**PASSAGE FOR REVIEW**
• • • •

In 2009, the band was chosen by Philadelphia Weekly to perform at the Concerts in the Park series in Rittenhouse Square. In 2010, Panic Years was one of 5 winners of the Musikfest Amped Up competition, earning a chance to perform at the annual music festival in Bethlehem, Pennsylvania. Later that year, they were chosen as a finalist in the WZZO Backyard Bands competition in Allentown, Pennsylvania.
In 2011, the band performed at the Radio 104.5 Summer Block Party, along with The Airborne Toxic Event and The Naked and Famous.

"Sea Change" and "Farther" have both had radio success and the band has had licensing contracts with MTV and E! to play songs from their first EP on reality shows like "The City" and "Keeping Up with the Kardashians."

The band recorded their debut LP, The Month's Mind, in Fall 2011, which was released on June 12, 2012. The band states that large portions of the album were directly influenced by the book Steppenwolf by Hermann Hesse. The band co-produced the album with producer and engineer Mark Padgett, who plays bass in the band Mae.

• • • •

**EXCERPTED RECORDS**
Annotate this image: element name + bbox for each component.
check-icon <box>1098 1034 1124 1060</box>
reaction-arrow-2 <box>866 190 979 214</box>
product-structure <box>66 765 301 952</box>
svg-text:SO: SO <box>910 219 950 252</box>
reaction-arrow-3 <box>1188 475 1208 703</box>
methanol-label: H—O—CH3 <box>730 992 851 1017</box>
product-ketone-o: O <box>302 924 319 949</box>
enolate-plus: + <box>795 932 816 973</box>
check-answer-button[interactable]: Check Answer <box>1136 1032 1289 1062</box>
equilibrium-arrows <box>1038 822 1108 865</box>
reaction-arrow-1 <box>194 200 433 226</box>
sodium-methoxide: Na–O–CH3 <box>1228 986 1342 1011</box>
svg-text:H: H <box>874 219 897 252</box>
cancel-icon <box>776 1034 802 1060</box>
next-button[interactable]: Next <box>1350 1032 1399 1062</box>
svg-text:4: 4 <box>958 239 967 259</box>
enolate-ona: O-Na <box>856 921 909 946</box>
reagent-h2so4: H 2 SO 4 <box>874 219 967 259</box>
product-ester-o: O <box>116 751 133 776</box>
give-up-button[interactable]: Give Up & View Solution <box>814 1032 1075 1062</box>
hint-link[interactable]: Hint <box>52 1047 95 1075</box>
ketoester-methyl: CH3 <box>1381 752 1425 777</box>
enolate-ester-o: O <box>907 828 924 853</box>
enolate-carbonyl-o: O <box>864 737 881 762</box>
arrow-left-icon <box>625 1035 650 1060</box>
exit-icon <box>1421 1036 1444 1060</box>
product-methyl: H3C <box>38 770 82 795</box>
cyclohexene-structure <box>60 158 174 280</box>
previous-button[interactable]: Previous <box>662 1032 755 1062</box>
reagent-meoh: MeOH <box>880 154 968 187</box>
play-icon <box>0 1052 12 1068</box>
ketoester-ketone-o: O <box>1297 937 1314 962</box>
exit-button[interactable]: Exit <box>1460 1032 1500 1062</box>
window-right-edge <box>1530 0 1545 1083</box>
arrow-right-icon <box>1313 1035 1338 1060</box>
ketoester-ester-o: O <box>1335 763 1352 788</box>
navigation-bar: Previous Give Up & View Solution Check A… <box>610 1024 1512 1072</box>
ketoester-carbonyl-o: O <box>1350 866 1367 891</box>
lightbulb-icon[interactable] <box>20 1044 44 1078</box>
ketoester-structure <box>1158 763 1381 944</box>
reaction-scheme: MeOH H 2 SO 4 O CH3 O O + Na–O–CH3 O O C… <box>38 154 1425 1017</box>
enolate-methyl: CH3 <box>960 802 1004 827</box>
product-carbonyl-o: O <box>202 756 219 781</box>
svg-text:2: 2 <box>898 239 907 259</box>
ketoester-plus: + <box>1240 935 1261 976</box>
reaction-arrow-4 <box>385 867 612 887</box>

• • • •

**HOW TO COMPLETE THIS TASK**
According to the passage about Panic Years, how did the band earn a chance to perform at the annual music festival in Bethlehem, Pennsylvania? Answer in one to three sentences.

**OUTPUT FOR THIS TASK**
In 2010, Panic Years was one of 5 winners of the Musikfest Amped Up competition. That win earned the band a chance to perform at the annual music festival in Bethlehem, Pennsylvania.